Copy, from the entries below, each line where the word "Tabasco" can be found.

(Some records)
┄┄┄┄┄┄┄┄┄┄┄┄┄┄┄┄┄┄┄┄
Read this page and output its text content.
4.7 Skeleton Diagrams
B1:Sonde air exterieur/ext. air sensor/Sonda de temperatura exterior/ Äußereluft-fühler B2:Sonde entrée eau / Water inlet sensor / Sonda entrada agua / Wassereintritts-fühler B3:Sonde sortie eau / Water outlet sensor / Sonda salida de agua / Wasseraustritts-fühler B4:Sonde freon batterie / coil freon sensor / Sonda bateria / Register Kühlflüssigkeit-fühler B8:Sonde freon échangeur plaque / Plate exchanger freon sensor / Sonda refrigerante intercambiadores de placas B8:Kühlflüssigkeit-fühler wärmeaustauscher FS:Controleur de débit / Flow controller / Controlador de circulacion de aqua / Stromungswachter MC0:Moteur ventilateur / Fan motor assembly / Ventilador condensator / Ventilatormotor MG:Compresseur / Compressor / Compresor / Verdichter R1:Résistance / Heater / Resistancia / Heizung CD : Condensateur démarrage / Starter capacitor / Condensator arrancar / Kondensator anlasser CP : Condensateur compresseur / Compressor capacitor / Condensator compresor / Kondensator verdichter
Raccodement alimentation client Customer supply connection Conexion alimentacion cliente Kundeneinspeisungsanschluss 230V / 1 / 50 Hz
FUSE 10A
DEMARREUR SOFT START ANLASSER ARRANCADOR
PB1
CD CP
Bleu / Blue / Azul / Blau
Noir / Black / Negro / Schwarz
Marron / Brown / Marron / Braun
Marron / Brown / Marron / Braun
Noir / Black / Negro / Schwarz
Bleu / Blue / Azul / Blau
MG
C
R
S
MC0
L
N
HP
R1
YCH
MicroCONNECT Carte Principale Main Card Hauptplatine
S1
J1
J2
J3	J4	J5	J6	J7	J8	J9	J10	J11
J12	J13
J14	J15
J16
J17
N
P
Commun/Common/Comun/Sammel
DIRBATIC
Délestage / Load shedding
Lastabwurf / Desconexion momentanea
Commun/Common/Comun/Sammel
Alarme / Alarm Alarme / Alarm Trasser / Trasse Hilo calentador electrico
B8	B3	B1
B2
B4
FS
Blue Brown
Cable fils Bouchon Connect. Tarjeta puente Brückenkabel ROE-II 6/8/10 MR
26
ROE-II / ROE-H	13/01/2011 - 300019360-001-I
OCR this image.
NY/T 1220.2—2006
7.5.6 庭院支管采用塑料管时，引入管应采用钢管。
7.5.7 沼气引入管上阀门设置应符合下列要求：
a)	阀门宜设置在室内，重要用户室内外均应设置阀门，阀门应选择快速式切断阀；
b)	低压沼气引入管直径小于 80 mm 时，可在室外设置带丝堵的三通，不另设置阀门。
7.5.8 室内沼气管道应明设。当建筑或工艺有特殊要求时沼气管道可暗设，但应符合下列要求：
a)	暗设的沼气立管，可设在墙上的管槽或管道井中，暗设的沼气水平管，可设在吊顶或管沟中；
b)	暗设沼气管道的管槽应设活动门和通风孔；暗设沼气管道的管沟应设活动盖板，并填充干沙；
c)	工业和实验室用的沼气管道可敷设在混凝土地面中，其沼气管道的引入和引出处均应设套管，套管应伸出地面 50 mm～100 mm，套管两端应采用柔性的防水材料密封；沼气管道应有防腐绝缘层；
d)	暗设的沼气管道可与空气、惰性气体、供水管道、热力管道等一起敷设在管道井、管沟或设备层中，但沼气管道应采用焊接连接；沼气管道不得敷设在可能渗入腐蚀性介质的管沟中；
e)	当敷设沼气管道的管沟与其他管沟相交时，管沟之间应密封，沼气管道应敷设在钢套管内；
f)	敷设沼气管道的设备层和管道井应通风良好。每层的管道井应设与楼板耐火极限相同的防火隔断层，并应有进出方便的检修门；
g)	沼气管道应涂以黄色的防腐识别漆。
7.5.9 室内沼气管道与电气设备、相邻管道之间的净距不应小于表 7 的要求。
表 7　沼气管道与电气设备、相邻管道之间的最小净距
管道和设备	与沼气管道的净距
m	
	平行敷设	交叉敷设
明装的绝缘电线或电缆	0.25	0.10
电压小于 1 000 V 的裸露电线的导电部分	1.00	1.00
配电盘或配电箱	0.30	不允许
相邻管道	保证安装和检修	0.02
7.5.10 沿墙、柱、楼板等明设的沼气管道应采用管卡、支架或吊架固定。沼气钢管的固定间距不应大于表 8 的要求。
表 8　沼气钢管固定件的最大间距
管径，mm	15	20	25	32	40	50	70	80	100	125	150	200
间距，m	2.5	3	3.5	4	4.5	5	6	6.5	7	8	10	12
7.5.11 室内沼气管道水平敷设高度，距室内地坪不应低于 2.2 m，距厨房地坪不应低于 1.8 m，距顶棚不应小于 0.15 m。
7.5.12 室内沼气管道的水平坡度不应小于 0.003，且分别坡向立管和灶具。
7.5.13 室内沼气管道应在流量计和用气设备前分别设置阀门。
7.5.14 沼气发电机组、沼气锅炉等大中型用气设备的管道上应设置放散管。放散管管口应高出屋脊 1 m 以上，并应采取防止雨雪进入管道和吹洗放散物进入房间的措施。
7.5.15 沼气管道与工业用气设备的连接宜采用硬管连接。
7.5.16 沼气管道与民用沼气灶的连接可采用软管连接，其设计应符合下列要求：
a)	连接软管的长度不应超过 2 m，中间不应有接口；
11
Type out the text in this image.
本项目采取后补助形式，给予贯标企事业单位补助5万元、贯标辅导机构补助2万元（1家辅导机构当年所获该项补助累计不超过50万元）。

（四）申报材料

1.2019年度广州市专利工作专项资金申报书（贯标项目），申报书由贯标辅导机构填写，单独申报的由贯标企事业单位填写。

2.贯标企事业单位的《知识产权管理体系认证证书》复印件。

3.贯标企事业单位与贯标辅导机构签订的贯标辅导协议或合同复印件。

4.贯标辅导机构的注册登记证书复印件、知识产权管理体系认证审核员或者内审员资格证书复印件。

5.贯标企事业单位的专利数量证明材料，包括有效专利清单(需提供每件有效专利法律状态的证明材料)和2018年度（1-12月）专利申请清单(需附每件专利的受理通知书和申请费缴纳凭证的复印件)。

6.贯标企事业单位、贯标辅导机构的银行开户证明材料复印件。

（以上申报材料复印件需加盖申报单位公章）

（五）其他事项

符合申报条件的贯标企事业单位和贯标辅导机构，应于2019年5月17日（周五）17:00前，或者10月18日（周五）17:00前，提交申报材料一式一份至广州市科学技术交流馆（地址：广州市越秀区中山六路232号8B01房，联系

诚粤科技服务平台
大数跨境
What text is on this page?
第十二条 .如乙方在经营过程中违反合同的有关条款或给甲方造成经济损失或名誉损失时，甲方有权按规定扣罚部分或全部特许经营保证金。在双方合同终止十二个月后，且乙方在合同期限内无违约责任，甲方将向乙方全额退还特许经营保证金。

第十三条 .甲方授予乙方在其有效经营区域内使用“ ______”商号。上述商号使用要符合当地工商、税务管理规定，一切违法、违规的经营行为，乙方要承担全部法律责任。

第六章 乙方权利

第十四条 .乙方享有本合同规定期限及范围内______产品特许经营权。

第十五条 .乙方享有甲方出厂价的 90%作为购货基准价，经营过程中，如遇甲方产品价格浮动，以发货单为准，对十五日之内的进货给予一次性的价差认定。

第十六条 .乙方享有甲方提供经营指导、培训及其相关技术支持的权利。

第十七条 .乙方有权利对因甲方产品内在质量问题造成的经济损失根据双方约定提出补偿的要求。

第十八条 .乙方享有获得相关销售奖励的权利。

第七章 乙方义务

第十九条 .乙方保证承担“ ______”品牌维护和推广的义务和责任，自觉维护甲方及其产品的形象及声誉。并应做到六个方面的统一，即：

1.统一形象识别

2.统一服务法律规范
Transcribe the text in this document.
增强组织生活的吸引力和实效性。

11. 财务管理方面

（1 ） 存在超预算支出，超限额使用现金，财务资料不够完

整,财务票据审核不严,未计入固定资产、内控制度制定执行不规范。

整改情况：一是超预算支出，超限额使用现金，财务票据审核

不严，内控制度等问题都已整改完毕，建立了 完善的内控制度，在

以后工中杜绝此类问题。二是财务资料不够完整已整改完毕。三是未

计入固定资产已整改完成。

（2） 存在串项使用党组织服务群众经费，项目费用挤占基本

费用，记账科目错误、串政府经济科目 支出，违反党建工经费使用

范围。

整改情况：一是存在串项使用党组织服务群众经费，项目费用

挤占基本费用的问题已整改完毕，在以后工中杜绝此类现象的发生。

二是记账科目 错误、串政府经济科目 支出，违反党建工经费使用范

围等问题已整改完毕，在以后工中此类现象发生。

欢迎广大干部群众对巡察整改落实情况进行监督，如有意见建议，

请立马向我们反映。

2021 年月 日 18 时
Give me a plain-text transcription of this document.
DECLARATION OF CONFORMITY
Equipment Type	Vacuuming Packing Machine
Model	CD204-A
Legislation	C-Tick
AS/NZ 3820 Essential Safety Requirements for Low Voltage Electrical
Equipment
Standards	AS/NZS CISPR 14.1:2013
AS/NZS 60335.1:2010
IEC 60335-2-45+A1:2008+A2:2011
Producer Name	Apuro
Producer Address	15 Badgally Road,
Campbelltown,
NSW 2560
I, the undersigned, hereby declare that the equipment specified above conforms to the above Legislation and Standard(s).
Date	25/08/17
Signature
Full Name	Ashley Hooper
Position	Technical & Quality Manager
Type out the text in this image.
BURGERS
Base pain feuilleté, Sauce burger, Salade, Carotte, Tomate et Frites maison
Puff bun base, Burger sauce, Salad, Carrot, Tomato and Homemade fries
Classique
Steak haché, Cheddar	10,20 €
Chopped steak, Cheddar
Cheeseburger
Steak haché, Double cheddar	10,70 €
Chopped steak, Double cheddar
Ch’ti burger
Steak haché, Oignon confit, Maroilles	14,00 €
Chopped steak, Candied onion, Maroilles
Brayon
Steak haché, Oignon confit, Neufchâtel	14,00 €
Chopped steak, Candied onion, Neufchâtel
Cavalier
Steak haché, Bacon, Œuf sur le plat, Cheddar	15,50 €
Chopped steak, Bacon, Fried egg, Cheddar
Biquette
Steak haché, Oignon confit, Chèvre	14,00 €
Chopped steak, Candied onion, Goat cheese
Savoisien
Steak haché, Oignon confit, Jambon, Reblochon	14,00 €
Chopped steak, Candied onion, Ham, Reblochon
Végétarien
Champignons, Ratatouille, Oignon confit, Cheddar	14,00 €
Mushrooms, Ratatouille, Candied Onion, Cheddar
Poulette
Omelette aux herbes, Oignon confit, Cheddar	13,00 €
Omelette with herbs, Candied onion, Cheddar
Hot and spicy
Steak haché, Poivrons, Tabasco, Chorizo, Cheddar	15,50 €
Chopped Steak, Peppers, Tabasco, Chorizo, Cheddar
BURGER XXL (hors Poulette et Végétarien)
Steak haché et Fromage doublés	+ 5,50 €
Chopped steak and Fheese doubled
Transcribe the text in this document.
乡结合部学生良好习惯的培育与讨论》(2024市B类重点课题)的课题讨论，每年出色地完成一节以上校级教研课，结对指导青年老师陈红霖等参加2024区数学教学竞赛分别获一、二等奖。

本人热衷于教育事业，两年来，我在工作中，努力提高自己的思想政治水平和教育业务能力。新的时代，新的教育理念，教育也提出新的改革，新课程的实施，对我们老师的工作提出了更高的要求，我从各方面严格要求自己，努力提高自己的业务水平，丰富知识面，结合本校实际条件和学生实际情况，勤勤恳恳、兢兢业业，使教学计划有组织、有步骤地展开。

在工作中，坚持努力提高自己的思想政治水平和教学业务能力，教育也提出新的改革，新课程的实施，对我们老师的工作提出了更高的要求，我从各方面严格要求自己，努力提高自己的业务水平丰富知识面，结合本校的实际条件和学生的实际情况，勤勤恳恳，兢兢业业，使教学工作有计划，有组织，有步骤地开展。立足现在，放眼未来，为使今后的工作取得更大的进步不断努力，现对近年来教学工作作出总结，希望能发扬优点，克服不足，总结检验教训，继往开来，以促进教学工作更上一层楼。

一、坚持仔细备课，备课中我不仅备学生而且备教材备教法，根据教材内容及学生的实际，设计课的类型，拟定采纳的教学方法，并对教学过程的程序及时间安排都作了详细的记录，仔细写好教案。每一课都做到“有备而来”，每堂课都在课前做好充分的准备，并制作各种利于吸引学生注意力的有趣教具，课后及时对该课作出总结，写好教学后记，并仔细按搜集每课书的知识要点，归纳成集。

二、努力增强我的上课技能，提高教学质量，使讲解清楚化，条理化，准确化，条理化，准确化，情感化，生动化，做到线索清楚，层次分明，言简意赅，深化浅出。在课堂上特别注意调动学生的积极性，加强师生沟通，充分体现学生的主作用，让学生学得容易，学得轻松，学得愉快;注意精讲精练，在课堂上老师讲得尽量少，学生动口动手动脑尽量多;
┄┄┄┄┄┄┄┄┄┄┄┄┄┄┄┄┄┄┄┄
■ **Solution for this problem**
Steak haché, Poivrons, Tabasco, Chorizo, Cheddar	15,50 €
Chopped Steak, Peppers, Tabasco, Chorizo, Cheddar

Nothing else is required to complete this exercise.